The input
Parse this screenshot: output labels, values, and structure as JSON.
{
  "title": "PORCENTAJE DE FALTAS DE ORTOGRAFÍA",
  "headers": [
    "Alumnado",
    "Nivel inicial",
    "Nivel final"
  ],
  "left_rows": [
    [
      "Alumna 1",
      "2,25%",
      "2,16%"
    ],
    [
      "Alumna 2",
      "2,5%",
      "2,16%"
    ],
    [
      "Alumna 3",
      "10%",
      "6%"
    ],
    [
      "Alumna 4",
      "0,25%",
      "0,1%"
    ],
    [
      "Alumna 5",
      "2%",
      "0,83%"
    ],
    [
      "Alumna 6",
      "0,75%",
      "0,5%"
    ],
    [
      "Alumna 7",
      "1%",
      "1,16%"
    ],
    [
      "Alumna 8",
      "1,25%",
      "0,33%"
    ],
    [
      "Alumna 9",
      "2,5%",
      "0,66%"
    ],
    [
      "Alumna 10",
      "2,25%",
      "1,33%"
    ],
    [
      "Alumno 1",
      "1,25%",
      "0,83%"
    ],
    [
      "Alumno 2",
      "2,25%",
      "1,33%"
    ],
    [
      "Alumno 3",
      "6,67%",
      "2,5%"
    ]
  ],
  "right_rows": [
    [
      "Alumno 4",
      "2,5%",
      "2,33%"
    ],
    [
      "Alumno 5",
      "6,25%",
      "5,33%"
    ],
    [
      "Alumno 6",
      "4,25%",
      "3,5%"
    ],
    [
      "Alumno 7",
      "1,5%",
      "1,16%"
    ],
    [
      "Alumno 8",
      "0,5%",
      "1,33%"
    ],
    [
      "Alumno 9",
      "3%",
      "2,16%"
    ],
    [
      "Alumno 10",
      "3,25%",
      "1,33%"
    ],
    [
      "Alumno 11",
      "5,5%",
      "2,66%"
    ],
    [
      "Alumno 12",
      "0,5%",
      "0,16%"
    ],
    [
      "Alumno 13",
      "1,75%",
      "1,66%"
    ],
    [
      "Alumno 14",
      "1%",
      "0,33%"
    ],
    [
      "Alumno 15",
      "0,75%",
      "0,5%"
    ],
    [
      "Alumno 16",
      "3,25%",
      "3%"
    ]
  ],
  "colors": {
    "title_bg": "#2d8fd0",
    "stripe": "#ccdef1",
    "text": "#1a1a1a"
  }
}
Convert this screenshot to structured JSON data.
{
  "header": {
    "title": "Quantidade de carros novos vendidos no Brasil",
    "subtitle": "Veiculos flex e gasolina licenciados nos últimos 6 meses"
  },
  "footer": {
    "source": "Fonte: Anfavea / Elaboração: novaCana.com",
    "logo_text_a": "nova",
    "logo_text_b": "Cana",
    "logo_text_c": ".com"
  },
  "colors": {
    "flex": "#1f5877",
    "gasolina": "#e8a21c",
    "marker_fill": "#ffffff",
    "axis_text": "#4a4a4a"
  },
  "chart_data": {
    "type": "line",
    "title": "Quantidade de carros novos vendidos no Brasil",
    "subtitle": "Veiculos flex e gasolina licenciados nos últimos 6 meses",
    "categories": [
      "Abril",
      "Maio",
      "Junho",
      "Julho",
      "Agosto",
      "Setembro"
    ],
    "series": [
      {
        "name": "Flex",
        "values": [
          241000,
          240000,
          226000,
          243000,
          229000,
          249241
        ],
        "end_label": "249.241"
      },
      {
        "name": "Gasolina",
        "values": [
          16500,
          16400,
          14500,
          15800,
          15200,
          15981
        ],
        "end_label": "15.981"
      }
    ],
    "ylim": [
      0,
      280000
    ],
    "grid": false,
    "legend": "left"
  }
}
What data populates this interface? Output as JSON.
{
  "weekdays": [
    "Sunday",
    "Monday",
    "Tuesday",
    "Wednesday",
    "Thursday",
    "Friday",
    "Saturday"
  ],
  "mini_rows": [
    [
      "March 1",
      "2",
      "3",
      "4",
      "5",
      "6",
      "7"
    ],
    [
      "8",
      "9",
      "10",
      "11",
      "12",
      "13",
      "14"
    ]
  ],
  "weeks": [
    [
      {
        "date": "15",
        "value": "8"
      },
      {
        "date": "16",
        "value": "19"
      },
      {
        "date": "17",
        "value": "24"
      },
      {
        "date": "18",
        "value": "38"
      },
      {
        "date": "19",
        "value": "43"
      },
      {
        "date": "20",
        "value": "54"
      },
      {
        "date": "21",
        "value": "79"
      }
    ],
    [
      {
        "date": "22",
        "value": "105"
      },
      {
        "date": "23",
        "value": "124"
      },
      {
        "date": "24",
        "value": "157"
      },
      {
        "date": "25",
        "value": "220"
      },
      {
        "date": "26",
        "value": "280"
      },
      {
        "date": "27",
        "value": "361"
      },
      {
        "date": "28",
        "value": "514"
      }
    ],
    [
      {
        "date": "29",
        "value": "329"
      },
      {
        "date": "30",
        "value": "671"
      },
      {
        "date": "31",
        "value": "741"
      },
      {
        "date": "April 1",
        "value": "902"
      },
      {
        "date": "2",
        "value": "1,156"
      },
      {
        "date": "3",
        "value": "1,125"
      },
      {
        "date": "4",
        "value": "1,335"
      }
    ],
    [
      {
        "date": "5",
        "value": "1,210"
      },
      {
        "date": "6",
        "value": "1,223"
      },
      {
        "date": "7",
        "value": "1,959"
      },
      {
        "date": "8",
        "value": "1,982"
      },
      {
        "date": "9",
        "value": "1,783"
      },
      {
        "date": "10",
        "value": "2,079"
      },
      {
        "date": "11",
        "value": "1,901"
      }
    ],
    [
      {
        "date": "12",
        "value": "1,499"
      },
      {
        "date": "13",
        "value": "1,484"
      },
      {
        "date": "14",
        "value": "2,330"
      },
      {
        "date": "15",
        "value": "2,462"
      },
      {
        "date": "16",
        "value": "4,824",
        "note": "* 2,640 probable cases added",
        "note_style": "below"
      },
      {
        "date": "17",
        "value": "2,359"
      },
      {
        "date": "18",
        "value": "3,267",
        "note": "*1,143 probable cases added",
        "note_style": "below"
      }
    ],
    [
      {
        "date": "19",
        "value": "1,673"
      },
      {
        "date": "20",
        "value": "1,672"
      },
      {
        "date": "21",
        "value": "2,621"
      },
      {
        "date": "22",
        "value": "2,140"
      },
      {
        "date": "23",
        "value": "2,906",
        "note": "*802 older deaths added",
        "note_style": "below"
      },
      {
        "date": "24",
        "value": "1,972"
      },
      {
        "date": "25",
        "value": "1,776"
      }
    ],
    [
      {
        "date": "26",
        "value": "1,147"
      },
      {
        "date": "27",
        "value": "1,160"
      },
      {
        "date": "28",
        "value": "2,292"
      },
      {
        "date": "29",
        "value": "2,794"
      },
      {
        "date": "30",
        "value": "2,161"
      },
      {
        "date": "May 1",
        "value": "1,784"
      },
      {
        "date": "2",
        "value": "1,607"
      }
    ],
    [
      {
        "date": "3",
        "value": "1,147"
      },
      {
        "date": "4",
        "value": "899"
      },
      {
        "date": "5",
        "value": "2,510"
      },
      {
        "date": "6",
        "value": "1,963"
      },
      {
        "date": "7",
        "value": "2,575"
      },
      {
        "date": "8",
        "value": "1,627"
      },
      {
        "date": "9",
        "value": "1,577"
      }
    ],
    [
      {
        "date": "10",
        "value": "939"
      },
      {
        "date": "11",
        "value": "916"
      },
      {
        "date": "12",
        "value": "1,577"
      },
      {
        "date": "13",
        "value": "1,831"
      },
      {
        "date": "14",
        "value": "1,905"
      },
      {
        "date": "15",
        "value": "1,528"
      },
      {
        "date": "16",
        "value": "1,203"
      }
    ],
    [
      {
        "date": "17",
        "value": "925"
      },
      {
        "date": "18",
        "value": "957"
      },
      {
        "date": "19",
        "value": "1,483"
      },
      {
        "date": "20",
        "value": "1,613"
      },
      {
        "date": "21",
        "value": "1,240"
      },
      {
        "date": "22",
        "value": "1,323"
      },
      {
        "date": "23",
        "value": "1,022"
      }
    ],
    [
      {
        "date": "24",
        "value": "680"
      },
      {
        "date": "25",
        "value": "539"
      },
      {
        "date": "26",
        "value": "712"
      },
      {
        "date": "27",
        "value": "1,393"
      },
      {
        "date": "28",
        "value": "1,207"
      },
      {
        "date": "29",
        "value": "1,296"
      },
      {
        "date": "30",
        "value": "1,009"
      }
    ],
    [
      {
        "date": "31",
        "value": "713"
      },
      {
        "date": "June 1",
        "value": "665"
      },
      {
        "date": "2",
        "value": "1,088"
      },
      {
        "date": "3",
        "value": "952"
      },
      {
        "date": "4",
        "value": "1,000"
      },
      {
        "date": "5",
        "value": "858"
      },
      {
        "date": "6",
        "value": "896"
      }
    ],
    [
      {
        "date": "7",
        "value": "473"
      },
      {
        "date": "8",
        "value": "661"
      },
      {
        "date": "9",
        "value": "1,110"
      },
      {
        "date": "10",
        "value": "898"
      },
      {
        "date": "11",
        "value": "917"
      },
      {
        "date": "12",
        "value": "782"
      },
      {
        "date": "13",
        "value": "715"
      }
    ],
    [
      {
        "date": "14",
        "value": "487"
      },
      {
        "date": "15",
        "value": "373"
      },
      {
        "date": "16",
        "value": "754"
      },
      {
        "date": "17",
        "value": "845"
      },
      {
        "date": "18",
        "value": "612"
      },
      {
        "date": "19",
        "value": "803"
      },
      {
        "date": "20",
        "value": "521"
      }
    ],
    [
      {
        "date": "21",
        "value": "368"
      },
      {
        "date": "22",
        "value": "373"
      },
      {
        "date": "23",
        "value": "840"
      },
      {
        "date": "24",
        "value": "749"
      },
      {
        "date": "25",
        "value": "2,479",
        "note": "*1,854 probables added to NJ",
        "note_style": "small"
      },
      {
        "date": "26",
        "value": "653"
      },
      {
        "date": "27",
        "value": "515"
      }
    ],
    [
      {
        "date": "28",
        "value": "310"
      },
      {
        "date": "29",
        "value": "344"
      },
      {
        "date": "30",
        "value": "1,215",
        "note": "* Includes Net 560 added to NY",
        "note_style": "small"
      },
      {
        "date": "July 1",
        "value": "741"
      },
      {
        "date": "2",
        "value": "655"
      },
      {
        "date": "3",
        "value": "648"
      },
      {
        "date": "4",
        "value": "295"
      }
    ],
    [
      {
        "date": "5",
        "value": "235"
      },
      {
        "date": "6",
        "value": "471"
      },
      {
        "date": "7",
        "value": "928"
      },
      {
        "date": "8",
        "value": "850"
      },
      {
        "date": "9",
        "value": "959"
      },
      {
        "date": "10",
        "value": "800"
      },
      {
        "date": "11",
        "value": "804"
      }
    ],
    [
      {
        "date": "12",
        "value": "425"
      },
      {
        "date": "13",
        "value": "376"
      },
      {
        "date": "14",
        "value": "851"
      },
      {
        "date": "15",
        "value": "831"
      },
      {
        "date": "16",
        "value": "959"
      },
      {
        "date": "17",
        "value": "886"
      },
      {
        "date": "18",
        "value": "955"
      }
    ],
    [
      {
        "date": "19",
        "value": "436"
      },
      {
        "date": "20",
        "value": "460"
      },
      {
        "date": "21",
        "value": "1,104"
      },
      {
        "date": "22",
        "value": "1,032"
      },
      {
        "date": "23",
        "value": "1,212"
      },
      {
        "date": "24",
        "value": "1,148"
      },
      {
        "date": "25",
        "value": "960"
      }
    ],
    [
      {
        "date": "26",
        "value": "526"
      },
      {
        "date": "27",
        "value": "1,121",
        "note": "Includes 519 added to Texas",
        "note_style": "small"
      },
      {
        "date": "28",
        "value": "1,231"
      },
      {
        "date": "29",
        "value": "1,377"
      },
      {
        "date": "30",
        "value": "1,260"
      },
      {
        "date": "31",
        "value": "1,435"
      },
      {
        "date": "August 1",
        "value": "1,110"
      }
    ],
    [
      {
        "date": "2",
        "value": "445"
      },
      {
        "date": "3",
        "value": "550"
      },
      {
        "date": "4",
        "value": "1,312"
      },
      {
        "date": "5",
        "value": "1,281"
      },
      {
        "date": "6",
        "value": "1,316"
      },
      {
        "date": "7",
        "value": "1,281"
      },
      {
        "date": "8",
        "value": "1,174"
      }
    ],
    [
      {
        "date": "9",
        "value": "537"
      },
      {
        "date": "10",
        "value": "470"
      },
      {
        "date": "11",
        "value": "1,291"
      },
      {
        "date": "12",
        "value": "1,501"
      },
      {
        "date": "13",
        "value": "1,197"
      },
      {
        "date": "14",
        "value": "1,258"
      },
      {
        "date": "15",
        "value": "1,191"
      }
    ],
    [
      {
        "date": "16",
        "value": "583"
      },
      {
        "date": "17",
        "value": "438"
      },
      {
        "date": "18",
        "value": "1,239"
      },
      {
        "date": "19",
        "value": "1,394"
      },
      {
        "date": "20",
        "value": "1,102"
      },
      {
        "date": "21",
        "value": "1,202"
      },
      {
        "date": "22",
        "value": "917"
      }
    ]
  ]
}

Exercise brief
What is the number of lines in this material that hold the string "cases"? Answer with that number only.

Task solution
2